» Work to do
Pull each line holding "date" out of the entries below.

» Supplied data
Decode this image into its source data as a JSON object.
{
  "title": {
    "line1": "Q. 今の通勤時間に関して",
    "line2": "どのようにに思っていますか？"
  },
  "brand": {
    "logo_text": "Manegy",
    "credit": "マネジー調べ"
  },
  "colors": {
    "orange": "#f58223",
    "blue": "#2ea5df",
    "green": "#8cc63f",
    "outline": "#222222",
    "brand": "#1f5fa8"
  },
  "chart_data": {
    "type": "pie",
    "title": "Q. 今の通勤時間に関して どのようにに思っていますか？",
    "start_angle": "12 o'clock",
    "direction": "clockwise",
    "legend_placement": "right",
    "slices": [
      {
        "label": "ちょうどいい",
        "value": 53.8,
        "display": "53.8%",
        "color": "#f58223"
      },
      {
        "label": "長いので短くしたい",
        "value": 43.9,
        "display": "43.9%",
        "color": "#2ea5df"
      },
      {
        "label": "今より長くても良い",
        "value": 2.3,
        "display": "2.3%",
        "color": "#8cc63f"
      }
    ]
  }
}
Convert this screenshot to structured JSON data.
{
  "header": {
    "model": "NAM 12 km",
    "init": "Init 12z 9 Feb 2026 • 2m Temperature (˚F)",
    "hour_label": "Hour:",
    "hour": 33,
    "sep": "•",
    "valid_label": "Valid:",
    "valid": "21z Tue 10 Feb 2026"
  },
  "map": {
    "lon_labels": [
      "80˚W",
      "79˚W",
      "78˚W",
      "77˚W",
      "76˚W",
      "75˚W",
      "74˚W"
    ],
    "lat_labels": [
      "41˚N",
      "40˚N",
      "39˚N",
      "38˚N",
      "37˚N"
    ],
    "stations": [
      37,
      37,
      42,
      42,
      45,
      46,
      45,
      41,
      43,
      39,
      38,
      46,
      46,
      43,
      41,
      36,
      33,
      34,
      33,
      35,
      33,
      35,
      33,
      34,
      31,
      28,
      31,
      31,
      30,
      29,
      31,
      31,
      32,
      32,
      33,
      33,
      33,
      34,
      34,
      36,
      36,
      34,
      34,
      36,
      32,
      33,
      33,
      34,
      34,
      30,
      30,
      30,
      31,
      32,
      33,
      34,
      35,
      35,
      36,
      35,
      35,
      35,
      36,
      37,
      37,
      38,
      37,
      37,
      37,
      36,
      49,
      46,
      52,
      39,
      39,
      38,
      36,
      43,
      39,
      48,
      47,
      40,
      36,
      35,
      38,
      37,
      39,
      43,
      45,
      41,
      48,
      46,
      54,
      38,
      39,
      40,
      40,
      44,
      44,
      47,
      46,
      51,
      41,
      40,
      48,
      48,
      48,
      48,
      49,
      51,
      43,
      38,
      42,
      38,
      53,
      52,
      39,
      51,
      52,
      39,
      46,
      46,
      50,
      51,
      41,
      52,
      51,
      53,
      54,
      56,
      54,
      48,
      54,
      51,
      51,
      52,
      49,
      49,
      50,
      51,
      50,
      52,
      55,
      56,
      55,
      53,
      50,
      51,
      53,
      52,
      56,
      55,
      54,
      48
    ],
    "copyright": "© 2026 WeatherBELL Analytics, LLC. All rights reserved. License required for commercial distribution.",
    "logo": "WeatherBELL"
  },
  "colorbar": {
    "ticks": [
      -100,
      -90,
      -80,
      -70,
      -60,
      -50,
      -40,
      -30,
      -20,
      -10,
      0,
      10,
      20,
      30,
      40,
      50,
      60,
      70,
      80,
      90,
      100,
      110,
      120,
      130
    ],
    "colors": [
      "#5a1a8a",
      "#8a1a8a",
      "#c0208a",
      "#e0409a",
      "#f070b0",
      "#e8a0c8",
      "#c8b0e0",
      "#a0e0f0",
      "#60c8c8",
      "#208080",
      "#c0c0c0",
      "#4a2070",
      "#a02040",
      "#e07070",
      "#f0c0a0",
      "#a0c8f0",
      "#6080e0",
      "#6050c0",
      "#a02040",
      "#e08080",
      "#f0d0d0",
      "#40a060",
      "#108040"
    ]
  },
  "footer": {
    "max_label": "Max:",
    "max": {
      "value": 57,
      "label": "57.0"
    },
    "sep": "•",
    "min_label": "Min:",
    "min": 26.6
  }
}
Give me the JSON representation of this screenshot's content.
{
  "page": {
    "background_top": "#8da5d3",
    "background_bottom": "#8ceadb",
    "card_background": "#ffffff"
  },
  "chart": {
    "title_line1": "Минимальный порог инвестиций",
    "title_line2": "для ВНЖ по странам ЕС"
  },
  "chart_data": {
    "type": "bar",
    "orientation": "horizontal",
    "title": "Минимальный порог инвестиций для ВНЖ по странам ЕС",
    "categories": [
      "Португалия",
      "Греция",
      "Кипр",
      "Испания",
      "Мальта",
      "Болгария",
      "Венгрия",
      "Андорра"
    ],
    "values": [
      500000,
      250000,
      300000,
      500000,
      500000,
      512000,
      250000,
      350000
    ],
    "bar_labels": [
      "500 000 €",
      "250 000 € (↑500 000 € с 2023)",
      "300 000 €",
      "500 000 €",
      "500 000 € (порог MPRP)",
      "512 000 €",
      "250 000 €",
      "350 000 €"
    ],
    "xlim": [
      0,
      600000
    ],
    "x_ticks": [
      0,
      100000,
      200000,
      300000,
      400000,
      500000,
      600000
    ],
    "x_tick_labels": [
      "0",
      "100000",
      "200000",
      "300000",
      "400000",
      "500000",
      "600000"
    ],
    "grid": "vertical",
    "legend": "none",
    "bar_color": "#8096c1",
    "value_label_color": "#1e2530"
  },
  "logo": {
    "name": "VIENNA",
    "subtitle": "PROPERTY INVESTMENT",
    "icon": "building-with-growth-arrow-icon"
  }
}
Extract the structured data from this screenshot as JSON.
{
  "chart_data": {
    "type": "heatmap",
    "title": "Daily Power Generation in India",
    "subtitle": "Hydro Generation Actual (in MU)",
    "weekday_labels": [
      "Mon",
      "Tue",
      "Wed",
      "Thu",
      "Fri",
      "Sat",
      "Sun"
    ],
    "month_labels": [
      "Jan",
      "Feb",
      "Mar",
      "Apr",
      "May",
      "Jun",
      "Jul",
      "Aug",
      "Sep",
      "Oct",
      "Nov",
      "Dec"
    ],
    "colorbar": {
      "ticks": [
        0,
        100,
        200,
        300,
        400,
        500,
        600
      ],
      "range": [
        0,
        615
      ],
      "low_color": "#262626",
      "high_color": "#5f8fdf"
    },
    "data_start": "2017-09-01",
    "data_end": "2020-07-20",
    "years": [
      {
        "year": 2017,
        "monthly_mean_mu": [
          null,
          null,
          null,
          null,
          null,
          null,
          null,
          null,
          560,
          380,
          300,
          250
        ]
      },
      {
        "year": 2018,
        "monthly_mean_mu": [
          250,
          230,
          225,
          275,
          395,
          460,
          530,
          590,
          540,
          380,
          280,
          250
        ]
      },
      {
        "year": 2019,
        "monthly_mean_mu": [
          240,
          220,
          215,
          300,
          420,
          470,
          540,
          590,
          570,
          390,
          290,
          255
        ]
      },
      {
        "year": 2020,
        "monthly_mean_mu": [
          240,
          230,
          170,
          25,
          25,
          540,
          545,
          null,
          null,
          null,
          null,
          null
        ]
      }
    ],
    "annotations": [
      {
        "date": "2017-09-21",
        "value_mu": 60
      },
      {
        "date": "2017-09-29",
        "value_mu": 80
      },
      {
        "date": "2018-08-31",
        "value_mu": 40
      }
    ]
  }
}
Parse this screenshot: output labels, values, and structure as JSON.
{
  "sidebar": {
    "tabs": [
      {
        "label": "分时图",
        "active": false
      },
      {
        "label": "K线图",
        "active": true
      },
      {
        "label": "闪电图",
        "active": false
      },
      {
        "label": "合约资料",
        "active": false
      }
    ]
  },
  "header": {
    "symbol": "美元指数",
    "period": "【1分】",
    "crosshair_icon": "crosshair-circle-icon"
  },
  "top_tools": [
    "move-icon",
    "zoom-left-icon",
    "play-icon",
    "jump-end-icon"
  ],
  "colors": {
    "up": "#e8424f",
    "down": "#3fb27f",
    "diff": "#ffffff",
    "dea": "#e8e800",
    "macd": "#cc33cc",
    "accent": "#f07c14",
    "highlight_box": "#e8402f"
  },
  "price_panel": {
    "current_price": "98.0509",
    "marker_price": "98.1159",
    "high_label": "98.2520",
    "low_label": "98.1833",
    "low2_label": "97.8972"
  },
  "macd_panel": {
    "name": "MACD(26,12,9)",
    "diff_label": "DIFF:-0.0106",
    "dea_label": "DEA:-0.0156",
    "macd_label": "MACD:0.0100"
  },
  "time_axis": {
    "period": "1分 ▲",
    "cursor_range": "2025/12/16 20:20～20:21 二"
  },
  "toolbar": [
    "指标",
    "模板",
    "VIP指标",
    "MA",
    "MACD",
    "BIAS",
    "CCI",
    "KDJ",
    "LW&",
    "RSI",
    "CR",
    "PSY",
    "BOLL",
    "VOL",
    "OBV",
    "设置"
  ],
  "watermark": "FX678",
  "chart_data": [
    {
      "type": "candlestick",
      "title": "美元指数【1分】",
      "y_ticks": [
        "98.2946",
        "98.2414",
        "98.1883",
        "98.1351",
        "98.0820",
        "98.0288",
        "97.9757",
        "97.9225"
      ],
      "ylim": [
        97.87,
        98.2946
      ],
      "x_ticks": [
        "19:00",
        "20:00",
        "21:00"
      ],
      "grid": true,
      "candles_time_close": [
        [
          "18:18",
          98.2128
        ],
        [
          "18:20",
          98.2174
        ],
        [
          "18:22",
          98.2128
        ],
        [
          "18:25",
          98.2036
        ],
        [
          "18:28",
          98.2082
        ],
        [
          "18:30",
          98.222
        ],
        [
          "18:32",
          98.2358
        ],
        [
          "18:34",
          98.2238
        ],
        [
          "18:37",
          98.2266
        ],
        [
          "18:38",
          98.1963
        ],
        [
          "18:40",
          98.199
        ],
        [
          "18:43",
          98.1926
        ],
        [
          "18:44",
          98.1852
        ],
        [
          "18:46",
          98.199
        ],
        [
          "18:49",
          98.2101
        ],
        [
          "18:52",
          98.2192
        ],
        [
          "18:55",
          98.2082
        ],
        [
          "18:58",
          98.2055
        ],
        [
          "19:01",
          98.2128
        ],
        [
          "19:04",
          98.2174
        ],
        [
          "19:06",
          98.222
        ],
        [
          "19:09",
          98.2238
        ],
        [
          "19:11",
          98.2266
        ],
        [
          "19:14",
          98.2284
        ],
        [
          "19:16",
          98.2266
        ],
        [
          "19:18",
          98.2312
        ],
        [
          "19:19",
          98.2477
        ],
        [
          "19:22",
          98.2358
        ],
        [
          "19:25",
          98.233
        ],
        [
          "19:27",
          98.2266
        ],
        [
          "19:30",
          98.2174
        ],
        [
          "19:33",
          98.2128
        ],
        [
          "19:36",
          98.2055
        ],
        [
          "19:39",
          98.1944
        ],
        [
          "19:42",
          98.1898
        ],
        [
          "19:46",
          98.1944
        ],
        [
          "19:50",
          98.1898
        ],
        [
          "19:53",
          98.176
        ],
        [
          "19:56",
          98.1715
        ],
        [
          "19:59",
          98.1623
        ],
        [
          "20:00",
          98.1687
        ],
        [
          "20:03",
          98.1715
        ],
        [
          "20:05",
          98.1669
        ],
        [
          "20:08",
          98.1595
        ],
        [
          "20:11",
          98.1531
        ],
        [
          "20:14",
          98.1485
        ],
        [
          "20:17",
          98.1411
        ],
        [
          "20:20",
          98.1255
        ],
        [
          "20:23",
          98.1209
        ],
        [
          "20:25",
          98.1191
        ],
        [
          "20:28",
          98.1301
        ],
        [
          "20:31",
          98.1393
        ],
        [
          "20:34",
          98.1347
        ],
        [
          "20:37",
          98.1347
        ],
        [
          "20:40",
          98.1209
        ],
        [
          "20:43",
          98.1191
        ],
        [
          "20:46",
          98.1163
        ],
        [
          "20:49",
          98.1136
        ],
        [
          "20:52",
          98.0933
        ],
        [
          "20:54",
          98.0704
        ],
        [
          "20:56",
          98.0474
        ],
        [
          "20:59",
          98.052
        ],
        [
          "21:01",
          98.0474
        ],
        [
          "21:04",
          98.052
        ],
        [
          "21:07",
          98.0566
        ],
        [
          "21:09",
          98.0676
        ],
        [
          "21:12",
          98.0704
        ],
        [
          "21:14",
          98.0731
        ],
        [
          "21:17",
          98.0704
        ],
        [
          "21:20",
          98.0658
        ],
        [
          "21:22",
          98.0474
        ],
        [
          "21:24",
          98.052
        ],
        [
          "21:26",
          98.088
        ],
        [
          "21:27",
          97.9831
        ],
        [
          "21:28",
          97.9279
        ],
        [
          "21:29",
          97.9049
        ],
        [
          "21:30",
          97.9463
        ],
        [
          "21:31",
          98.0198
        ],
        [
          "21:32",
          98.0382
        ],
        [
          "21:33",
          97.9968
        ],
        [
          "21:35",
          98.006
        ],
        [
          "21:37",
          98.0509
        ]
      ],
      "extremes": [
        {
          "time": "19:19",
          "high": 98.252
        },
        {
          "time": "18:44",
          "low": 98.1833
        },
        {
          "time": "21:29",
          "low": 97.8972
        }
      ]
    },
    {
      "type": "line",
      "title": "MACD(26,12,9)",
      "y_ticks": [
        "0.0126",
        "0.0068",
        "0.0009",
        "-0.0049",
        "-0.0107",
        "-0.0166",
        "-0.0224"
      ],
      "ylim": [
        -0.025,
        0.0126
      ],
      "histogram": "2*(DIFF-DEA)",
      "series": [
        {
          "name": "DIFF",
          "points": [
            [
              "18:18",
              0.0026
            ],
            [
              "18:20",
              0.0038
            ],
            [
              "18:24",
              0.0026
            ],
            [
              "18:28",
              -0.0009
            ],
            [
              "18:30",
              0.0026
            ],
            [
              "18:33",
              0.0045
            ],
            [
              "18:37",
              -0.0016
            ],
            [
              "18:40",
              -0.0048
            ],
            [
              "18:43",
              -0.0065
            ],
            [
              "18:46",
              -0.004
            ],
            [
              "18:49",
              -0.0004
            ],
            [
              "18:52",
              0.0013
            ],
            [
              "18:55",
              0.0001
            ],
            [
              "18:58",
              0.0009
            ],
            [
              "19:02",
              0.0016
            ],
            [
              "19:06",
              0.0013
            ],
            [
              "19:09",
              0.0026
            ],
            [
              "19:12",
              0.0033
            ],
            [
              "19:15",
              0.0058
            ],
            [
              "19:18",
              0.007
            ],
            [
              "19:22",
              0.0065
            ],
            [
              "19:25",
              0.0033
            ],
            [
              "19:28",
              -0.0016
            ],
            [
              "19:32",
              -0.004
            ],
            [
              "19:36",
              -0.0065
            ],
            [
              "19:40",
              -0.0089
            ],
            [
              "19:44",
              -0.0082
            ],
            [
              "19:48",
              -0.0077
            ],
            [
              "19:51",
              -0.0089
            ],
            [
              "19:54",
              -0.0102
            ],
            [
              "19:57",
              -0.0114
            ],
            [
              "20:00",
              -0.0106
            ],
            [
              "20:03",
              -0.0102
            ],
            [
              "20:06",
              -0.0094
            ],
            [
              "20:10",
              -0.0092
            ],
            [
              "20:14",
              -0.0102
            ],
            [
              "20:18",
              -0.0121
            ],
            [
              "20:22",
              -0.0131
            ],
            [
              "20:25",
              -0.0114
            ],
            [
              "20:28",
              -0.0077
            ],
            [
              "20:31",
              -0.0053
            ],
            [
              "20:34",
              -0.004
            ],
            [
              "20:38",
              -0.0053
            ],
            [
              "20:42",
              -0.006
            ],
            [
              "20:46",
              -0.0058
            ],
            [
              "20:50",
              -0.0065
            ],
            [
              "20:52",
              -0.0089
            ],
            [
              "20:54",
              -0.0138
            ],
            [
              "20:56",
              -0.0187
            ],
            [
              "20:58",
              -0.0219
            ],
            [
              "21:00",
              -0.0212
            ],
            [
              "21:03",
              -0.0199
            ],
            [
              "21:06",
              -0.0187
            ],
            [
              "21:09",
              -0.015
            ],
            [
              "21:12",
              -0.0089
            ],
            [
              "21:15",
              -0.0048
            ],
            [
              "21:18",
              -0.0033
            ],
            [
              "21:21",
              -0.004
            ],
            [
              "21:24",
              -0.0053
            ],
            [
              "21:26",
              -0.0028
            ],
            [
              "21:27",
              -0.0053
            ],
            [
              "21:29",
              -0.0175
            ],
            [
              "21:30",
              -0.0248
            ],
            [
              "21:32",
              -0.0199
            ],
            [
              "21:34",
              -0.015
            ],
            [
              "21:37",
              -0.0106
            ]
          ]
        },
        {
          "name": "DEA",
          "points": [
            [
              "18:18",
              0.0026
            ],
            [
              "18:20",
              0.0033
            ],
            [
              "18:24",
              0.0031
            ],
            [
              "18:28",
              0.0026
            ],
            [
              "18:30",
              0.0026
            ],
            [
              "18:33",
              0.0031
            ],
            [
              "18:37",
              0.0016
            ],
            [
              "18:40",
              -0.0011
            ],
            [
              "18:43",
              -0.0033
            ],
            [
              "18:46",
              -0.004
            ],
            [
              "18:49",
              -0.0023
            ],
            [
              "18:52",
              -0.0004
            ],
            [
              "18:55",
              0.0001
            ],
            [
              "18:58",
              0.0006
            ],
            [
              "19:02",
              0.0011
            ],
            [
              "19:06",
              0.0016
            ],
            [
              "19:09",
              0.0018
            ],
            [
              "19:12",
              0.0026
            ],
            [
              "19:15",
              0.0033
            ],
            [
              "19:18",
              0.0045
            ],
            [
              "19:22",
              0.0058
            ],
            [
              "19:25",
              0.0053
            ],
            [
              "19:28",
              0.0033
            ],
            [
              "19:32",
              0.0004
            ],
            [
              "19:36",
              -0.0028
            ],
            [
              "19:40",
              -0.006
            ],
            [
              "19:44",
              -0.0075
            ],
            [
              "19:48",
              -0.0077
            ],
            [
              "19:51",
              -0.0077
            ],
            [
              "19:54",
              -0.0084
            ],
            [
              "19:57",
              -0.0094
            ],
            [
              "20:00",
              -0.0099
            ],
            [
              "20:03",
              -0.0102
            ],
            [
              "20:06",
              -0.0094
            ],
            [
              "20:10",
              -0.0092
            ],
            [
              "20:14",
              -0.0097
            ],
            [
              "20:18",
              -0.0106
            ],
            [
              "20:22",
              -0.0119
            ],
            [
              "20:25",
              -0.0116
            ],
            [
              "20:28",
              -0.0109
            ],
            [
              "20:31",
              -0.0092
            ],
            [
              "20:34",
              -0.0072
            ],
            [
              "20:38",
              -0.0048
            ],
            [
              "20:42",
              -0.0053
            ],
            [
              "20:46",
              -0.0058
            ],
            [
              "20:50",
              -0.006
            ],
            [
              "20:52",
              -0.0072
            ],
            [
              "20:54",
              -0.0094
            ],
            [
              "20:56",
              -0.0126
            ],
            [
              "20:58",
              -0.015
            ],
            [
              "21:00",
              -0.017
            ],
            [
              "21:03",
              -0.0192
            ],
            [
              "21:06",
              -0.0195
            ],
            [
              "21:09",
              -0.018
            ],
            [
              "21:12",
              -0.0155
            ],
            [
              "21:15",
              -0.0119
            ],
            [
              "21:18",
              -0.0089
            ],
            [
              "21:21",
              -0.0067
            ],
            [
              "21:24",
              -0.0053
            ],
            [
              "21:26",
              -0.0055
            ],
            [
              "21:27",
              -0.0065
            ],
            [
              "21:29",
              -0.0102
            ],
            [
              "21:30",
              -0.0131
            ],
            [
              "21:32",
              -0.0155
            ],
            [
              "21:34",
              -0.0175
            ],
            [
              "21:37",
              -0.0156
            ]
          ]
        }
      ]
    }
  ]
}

» Completed task
        "date": "2017-09-21",
        "date": "2017-09-29",
        "date": "2018-08-31",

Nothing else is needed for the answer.